YOUR GOAL – In this exercise, reproduce all the entries that follow exactly.

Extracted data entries
▽

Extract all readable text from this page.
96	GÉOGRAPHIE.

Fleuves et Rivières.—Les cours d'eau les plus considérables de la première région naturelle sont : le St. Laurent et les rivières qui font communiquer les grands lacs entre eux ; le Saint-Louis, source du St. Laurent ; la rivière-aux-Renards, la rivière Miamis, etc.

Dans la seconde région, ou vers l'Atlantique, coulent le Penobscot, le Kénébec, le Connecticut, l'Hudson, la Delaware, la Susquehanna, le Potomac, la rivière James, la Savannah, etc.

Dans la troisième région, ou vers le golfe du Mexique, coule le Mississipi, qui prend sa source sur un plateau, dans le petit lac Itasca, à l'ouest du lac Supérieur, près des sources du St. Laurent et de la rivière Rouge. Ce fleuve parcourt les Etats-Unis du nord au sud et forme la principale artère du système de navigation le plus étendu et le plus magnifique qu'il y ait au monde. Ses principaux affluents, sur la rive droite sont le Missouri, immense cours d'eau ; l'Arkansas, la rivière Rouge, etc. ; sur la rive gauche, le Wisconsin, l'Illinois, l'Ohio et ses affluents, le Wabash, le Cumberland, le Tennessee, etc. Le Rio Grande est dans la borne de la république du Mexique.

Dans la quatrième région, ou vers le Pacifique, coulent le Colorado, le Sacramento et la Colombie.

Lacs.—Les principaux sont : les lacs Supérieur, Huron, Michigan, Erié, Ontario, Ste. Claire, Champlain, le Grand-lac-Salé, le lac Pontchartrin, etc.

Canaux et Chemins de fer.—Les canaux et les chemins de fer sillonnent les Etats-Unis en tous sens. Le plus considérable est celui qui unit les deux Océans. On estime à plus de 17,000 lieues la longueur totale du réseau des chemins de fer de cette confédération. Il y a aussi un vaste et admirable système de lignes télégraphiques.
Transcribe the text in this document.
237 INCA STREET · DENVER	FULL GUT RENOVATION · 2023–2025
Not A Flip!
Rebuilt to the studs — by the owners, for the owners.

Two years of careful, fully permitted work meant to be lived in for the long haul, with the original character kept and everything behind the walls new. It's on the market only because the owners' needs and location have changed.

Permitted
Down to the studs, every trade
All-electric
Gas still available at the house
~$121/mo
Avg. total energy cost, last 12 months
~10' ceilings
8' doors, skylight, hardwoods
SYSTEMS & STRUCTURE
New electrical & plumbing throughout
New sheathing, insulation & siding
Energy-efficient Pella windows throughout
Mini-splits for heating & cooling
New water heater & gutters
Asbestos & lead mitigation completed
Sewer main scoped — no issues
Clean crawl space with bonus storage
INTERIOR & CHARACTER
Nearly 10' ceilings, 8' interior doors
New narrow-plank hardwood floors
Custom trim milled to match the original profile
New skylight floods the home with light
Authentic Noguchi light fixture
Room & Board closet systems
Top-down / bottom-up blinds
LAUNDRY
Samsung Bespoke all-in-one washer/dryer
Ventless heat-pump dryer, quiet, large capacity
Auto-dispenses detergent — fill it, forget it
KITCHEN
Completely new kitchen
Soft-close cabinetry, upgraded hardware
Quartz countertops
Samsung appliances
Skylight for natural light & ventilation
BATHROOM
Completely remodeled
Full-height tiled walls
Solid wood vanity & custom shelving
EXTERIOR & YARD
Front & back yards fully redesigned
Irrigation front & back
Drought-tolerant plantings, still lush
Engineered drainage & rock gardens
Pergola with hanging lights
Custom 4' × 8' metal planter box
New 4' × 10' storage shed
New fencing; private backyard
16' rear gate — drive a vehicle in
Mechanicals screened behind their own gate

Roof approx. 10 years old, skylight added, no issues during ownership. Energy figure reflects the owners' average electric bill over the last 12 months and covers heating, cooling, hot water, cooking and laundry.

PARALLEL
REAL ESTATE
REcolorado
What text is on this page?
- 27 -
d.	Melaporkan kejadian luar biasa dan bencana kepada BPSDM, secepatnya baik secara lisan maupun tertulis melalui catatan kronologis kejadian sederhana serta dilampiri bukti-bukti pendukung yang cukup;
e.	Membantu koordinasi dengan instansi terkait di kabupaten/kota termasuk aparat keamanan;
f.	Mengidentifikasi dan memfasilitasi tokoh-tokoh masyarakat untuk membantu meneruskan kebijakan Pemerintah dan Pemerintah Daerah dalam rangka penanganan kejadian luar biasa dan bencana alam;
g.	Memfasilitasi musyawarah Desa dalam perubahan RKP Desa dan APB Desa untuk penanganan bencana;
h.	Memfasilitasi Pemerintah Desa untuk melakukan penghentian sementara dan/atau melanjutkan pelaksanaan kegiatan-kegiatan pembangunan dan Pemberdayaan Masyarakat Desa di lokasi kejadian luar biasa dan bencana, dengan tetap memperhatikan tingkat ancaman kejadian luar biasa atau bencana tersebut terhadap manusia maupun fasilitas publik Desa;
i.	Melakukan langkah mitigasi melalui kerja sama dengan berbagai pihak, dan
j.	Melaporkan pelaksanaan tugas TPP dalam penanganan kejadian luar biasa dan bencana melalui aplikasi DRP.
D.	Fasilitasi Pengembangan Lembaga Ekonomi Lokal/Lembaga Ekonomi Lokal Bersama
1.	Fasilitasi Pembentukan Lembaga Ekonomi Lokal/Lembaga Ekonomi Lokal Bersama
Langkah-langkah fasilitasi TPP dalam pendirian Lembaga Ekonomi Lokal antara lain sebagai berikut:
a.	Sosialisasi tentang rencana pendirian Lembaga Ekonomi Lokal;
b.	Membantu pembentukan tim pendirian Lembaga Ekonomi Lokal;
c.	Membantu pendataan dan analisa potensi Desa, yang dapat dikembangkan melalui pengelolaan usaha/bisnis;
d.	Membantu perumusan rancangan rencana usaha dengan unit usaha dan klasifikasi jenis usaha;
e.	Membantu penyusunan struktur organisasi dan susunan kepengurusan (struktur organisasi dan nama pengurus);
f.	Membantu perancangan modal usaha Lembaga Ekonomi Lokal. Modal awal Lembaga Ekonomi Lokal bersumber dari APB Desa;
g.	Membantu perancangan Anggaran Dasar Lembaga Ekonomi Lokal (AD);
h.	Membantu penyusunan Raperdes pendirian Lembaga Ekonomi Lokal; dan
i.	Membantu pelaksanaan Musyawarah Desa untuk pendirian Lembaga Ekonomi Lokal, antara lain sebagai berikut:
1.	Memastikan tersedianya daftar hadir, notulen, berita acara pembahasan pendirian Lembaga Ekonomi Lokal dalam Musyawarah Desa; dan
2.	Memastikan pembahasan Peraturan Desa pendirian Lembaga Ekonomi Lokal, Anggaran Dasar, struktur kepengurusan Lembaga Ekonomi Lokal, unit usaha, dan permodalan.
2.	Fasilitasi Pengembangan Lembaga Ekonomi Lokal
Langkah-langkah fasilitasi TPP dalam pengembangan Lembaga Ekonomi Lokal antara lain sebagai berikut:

△

TASK ANSWER –
Extract all readable text from this page.
96	GÉOGRAPHIE.

Fleuves et Rivières.—Les cours d'eau les plus considérables de la première région naturelle sont : le St. Laurent et les rivières qui font communiquer les grands lacs entre eux ; le Saint-Louis, source du St. Laurent ; la rivière-aux-Renards, la rivière Miamis, etc.

Dans la seconde région, ou vers l'Atlantique, coulent le Penobscot, le Kénébec, le Connecticut, l'Hudson, la Delaware, la Susquehanna, le Potomac, la rivière James, la Savannah, etc.

Dans la troisième région, ou vers le golfe du Mexique, coule le Mississipi, qui prend sa source sur un plateau, dans le petit lac Itasca, à l'ouest du lac Supérieur, près des sources du St. Laurent et de la rivière Rouge. Ce fleuve parcourt les Etats-Unis du nord au sud et forme la principale artère du système de navigation le plus étendu et le plus magnifique qu'il y ait au monde. Ses principaux affluents, sur la rive droite sont le Missouri, immense cours d'eau ; l'Arkansas, la rivière Rouge, etc. ; sur la rive gauche, le Wisconsin, l'Illinois, l'Ohio et ses affluents, le Wabash, le Cumberland, le Tennessee, etc. Le Rio Grande est dans la borne de la république du Mexique.

Dans la quatrième région, ou vers le Pacifique, coulent le Colorado, le Sacramento et la Colombie.

Lacs.—Les principaux sont : les lacs Supérieur, Huron, Michigan, Erié, Ontario, Ste. Claire, Champlain, le Grand-lac-Salé, le lac Pontchartrin, etc.

Canaux et Chemins de fer.—Les canaux et les chemins de fer sillonnent les Etats-Unis en tous sens. Le plus considérable est celui qui unit les deux Océans. On estime à plus de 17,000 lieues la longueur totale du réseau des chemins de fer de cette confédération. Il y a aussi un vaste et admirable système de lignes télégraphiques.
Transcribe the text in this document.
237 INCA STREET · DENVER	FULL GUT RENOVATION · 2023–2025
Not A Flip!
Rebuilt to the studs — by the owners, for the owners.

Two years of careful, fully permitted work meant to be lived in for the long haul, with the original character kept and everything behind the walls new. It's on the market only because the owners' needs and location have changed.

Permitted
Down to the studs, every trade
All-electric
Gas still available at the house
~$121/mo
Avg. total energy cost, last 12 months
~10' ceilings
8' doors, skylight, hardwoods
SYSTEMS & STRUCTURE
New electrical & plumbing throughout
New sheathing, insulation & siding
Energy-efficient Pella windows throughout
Mini-splits for heating & cooling
New water heater & gutters
Asbestos & lead mitigation completed
Sewer main scoped — no issues
Clean crawl space with bonus storage
INTERIOR & CHARACTER
Nearly 10' ceilings, 8' interior doors
New narrow-plank hardwood floors
Custom trim milled to match the original profile
New skylight floods the home with light
Authentic Noguchi light fixture
Room & Board closet systems
Top-down / bottom-up blinds
LAUNDRY
Samsung Bespoke all-in-one washer/dryer
Ventless heat-pump dryer, quiet, large capacity
Auto-dispenses detergent — fill it, forget it
KITCHEN
Completely new kitchen
Soft-close cabinetry, upgraded hardware
Quartz countertops
Samsung appliances
Skylight for natural light & ventilation
BATHROOM
Completely remodeled
Full-height tiled walls
Solid wood vanity & custom shelving
EXTERIOR & YARD
Front & back yards fully redesigned
Irrigation front & back
Drought-tolerant plantings, still lush
Engineered drainage & rock gardens
Pergola with hanging lights
Custom 4' × 8' metal planter box
New 4' × 10' storage shed
New fencing; private backyard
16' rear gate — drive a vehicle in
Mechanicals screened behind their own gate

Roof approx. 10 years old, skylight added, no issues during ownership. Energy figure reflects the owners' average electric bill over the last 12 months and covers heating, cooling, hot water, cooking and laundry.

PARALLEL
REAL ESTATE
REcolorado
What text is on this page?
- 27 -
d.	Melaporkan kejadian luar biasa dan bencana kepada BPSDM, secepatnya baik secara lisan maupun tertulis melalui catatan kronologis kejadian sederhana serta dilampiri bukti-bukti pendukung yang cukup;
e.	Membantu koordinasi dengan instansi terkait di kabupaten/kota termasuk aparat keamanan;
f.	Mengidentifikasi dan memfasilitasi tokoh-tokoh masyarakat untuk membantu meneruskan kebijakan Pemerintah dan Pemerintah Daerah dalam rangka penanganan kejadian luar biasa dan bencana alam;
g.	Memfasilitasi musyawarah Desa dalam perubahan RKP Desa dan APB Desa untuk penanganan bencana;
h.	Memfasilitasi Pemerintah Desa untuk melakukan penghentian sementara dan/atau melanjutkan pelaksanaan kegiatan-kegiatan pembangunan dan Pemberdayaan Masyarakat Desa di lokasi kejadian luar biasa dan bencana, dengan tetap memperhatikan tingkat ancaman kejadian luar biasa atau bencana tersebut terhadap manusia maupun fasilitas publik Desa;
i.	Melakukan langkah mitigasi melalui kerja sama dengan berbagai pihak, dan
j.	Melaporkan pelaksanaan tugas TPP dalam penanganan kejadian luar biasa dan bencana melalui aplikasi DRP.
D.	Fasilitasi Pengembangan Lembaga Ekonomi Lokal/Lembaga Ekonomi Lokal Bersama
1.	Fasilitasi Pembentukan Lembaga Ekonomi Lokal/Lembaga Ekonomi Lokal Bersama
Langkah-langkah fasilitasi TPP dalam pendirian Lembaga Ekonomi Lokal antara lain sebagai berikut:
a.	Sosialisasi tentang rencana pendirian Lembaga Ekonomi Lokal;
b.	Membantu pembentukan tim pendirian Lembaga Ekonomi Lokal;
c.	Membantu pendataan dan analisa potensi Desa, yang dapat dikembangkan melalui pengelolaan usaha/bisnis;
d.	Membantu perumusan rancangan rencana usaha dengan unit usaha dan klasifikasi jenis usaha;
e.	Membantu penyusunan struktur organisasi dan susunan kepengurusan (struktur organisasi dan nama pengurus);
f.	Membantu perancangan modal usaha Lembaga Ekonomi Lokal. Modal awal Lembaga Ekonomi Lokal bersumber dari APB Desa;
g.	Membantu perancangan Anggaran Dasar Lembaga Ekonomi Lokal (AD);
h.	Membantu penyusunan Raperdes pendirian Lembaga Ekonomi Lokal; dan
i.	Membantu pelaksanaan Musyawarah Desa untuk pendirian Lembaga Ekonomi Lokal, antara lain sebagai berikut:
1.	Memastikan tersedianya daftar hadir, notulen, berita acara pembahasan pendirian Lembaga Ekonomi Lokal dalam Musyawarah Desa; dan
2.	Memastikan pembahasan Peraturan Desa pendirian Lembaga Ekonomi Lokal, Anggaran Dasar, struktur kepengurusan Lembaga Ekonomi Lokal, unit usaha, dan permodalan.
2.	Fasilitasi Pengembangan Lembaga Ekonomi Lokal
Langkah-langkah fasilitasi TPP dalam pengembangan Lembaga Ekonomi Lokal antara lain sebagai berikut:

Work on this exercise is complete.